*What the task requires:* All material below is to be reproduced exactly.
** START OF Stored records **
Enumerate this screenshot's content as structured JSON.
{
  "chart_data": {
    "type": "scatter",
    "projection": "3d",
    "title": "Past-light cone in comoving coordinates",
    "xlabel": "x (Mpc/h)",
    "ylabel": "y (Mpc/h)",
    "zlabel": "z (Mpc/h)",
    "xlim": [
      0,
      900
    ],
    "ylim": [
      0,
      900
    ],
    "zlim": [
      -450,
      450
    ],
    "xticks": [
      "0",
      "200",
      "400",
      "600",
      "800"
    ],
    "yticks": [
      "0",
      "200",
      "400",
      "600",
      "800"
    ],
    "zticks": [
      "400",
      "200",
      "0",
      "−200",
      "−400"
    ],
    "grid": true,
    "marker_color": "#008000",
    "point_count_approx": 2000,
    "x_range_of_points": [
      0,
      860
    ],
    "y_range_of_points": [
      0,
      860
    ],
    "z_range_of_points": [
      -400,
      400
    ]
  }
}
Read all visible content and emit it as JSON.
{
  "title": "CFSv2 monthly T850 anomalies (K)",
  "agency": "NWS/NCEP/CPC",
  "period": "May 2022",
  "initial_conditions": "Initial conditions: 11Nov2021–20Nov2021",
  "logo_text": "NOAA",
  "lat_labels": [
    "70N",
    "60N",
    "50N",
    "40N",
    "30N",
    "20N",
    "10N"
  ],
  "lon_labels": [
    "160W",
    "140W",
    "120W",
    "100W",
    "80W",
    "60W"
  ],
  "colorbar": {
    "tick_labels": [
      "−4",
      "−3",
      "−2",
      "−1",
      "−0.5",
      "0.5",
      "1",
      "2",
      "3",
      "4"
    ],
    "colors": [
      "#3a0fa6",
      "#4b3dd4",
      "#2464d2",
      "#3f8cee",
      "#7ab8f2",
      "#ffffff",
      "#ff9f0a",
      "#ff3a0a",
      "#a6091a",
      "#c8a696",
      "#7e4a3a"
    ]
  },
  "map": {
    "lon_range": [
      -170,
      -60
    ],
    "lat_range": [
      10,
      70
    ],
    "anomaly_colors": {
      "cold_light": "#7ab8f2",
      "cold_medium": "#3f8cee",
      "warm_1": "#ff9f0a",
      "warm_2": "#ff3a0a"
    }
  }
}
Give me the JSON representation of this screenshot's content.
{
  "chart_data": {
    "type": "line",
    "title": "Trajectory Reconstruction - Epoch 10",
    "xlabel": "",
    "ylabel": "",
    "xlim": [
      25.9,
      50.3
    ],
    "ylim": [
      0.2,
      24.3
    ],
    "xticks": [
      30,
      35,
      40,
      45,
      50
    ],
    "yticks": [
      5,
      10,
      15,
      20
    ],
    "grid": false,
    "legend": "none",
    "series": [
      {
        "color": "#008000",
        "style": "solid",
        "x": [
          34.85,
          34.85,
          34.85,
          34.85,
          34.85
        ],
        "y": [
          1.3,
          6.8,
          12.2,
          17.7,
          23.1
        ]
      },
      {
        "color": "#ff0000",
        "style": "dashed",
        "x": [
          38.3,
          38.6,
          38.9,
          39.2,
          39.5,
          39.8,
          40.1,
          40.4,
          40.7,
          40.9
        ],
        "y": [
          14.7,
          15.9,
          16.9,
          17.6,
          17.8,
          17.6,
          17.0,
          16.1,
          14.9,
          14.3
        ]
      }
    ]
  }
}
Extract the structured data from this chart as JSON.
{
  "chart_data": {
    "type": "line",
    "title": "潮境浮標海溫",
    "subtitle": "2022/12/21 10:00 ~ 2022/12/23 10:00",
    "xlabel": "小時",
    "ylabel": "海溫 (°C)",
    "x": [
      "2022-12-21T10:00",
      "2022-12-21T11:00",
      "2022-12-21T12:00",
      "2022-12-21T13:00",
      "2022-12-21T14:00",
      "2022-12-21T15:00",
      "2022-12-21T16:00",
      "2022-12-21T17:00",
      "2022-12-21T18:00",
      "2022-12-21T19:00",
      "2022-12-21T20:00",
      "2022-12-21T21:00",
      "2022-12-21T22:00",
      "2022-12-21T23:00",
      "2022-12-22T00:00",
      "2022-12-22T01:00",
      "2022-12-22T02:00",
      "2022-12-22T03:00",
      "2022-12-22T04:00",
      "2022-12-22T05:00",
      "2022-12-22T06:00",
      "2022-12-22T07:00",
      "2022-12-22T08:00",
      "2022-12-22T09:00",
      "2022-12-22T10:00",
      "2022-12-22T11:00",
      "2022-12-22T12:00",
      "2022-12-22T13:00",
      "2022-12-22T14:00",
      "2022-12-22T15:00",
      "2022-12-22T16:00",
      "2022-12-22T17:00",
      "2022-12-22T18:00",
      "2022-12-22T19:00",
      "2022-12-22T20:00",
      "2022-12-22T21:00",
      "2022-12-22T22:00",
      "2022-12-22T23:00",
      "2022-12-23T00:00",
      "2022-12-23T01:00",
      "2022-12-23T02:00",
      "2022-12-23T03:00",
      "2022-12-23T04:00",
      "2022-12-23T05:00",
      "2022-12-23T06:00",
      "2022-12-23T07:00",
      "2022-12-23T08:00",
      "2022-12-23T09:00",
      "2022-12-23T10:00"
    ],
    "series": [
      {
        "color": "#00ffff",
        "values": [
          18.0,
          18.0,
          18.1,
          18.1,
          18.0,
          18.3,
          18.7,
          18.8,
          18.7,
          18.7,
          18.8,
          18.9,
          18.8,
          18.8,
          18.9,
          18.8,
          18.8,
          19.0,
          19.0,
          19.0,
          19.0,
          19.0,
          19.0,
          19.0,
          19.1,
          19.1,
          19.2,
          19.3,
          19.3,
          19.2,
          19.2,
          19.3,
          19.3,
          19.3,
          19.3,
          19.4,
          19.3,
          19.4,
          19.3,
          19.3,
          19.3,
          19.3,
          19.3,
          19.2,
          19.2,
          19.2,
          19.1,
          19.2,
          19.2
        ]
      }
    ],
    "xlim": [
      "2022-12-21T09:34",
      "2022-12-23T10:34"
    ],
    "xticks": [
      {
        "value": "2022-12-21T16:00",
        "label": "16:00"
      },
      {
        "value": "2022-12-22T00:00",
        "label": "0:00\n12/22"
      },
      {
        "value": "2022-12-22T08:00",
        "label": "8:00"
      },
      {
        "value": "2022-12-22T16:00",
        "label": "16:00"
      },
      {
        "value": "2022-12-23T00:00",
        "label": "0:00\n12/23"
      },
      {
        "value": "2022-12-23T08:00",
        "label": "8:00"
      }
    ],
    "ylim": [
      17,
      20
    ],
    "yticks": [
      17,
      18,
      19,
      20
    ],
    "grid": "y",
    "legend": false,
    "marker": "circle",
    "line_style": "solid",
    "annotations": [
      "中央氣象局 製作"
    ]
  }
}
** END OF Stored records **
*Solution for this task:*
Enumerate this screenshot's content as structured JSON.
{
  "chart_data": {
    "type": "scatter",
    "projection": "3d",
    "title": "Past-light cone in comoving coordinates",
    "xlabel": "x (Mpc/h)",
    "ylabel": "y (Mpc/h)",
    "zlabel": "z (Mpc/h)",
    "xlim": [
      0,
      900
    ],
    "ylim": [
      0,
      900
    ],
    "zlim": [
      -450,
      450
    ],
    "xticks": [
      "0",
      "200",
      "400",
      "600",
      "800"
    ],
    "yticks": [
      "0",
      "200",
      "400",
      "600",
      "800"
    ],
    "zticks": [
      "400",
      "200",
      "0",
      "−200",
      "−400"
    ],
    "grid": true,
    "marker_color": "#008000",
    "point_count_approx": 2000,
    "x_range_of_points": [
      0,
      860
    ],
    "y_range_of_points": [
      0,
      860
    ],
    "z_range_of_points": [
      -400,
      400
    ]
  }
}
Read all visible content and emit it as JSON.
{
  "title": "CFSv2 monthly T850 anomalies (K)",
  "agency": "NWS/NCEP/CPC",
  "period": "May 2022",
  "initial_conditions": "Initial conditions: 11Nov2021–20Nov2021",
  "logo_text": "NOAA",
  "lat_labels": [
    "70N",
    "60N",
    "50N",
    "40N",
    "30N",
    "20N",
    "10N"
  ],
  "lon_labels": [
    "160W",
    "140W",
    "120W",
    "100W",
    "80W",
    "60W"
  ],
  "colorbar": {
    "tick_labels": [
      "−4",
      "−3",
      "−2",
      "−1",
      "−0.5",
      "0.5",
      "1",
      "2",
      "3",
      "4"
    ],
    "colors": [
      "#3a0fa6",
      "#4b3dd4",
      "#2464d2",
      "#3f8cee",
      "#7ab8f2",
      "#ffffff",
      "#ff9f0a",
      "#ff3a0a",
      "#a6091a",
      "#c8a696",
      "#7e4a3a"
    ]
  },
  "map": {
    "lon_range": [
      -170,
      -60
    ],
    "lat_range": [
      10,
      70
    ],
    "anomaly_colors": {
      "cold_light": "#7ab8f2",
      "cold_medium": "#3f8cee",
      "warm_1": "#ff9f0a",
      "warm_2": "#ff3a0a"
    }
  }
}
Give me the JSON representation of this screenshot's content.
{
  "chart_data": {
    "type": "line",
    "title": "Trajectory Reconstruction - Epoch 10",
    "xlabel": "",
    "ylabel": "",
    "xlim": [
      25.9,
      50.3
    ],
    "ylim": [
      0.2,
      24.3
    ],
    "xticks": [
      30,
      35,
      40,
      45,
      50
    ],
    "yticks": [
      5,
      10,
      15,
      20
    ],
    "grid": false,
    "legend": "none",
    "series": [
      {
        "color": "#008000",
        "style": "solid",
        "x": [
          34.85,
          34.85,
          34.85,
          34.85,
          34.85
        ],
        "y": [
          1.3,
          6.8,
          12.2,
          17.7,
          23.1
        ]
      },
      {
        "color": "#ff0000",
        "style": "dashed",
        "x": [
          38.3,
          38.6,
          38.9,
          39.2,
          39.5,
          39.8,
          40.1,
          40.4,
          40.7,
          40.9
        ],
        "y": [
          14.7,
          15.9,
          16.9,
          17.6,
          17.8,
          17.6,
          17.0,
          16.1,
          14.9,
          14.3
        ]
      }
    ]
  }
}
Extract the structured data from this chart as JSON.
{
  "chart_data": {
    "type": "line",
    "title": "潮境浮標海溫",
    "subtitle": "2022/12/21 10:00 ~ 2022/12/23 10:00",
    "xlabel": "小時",
    "ylabel": "海溫 (°C)",
    "x": [
      "2022-12-21T10:00",
      "2022-12-21T11:00",
      "2022-12-21T12:00",
      "2022-12-21T13:00",
      "2022-12-21T14:00",
      "2022-12-21T15:00",
      "2022-12-21T16:00",
      "2022-12-21T17:00",
      "2022-12-21T18:00",
      "2022-12-21T19:00",
      "2022-12-21T20:00",
      "2022-12-21T21:00",
      "2022-12-21T22:00",
      "2022-12-21T23:00",
      "2022-12-22T00:00",
      "2022-12-22T01:00",
      "2022-12-22T02:00",
      "2022-12-22T03:00",
      "2022-12-22T04:00",
      "2022-12-22T05:00",
      "2022-12-22T06:00",
      "2022-12-22T07:00",
      "2022-12-22T08:00",
      "2022-12-22T09:00",
      "2022-12-22T10:00",
      "2022-12-22T11:00",
      "2022-12-22T12:00",
      "2022-12-22T13:00",
      "2022-12-22T14:00",
      "2022-12-22T15:00",
      "2022-12-22T16:00",
      "2022-12-22T17:00",
      "2022-12-22T18:00",
      "2022-12-22T19:00",
      "2022-12-22T20:00",
      "2022-12-22T21:00",
      "2022-12-22T22:00",
      "2022-12-22T23:00",
      "2022-12-23T00:00",
      "2022-12-23T01:00",
      "2022-12-23T02:00",
      "2022-12-23T03:00",
      "2022-12-23T04:00",
      "2022-12-23T05:00",
      "2022-12-23T06:00",
      "2022-12-23T07:00",
      "2022-12-23T08:00",
      "2022-12-23T09:00",
      "2022-12-23T10:00"
    ],
    "series": [
      {
        "color": "#00ffff",
        "values": [
          18.0,
          18.0,
          18.1,
          18.1,
          18.0,
          18.3,
          18.7,
          18.8,
          18.7,
          18.7,
          18.8,
          18.9,
          18.8,
          18.8,
          18.9,
          18.8,
          18.8,
          19.0,
          19.0,
          19.0,
          19.0,
          19.0,
          19.0,
          19.0,
          19.1,
          19.1,
          19.2,
          19.3,
          19.3,
          19.2,
          19.2,
          19.3,
          19.3,
          19.3,
          19.3,
          19.4,
          19.3,
          19.4,
          19.3,
          19.3,
          19.3,
          19.3,
          19.3,
          19.2,
          19.2,
          19.2,
          19.1,
          19.2,
          19.2
        ]
      }
    ],
    "xlim": [
      "2022-12-21T09:34",
      "2022-12-23T10:34"
    ],
    "xticks": [
      {
        "value": "2022-12-21T16:00",
        "label": "16:00"
      },
      {
        "value": "2022-12-22T00:00",
        "label": "0:00\n12/22"
      },
      {
        "value": "2022-12-22T08:00",
        "label": "8:00"
      },
      {
        "value": "2022-12-22T16:00",
        "label": "16:00"
      },
      {
        "value": "2022-12-23T00:00",
        "label": "0:00\n12/23"
      },
      {
        "value": "2022-12-23T08:00",
        "label": "8:00"
      }
    ],
    "ylim": [
      17,
      20
    ],
    "yticks": [
      17,
      18,
      19,
      20
    ],
    "grid": "y",
    "legend": false,
    "marker": "circle",
    "line_style": "solid",
    "annotations": [
      "中央氣象局 製作"
    ]
  }
}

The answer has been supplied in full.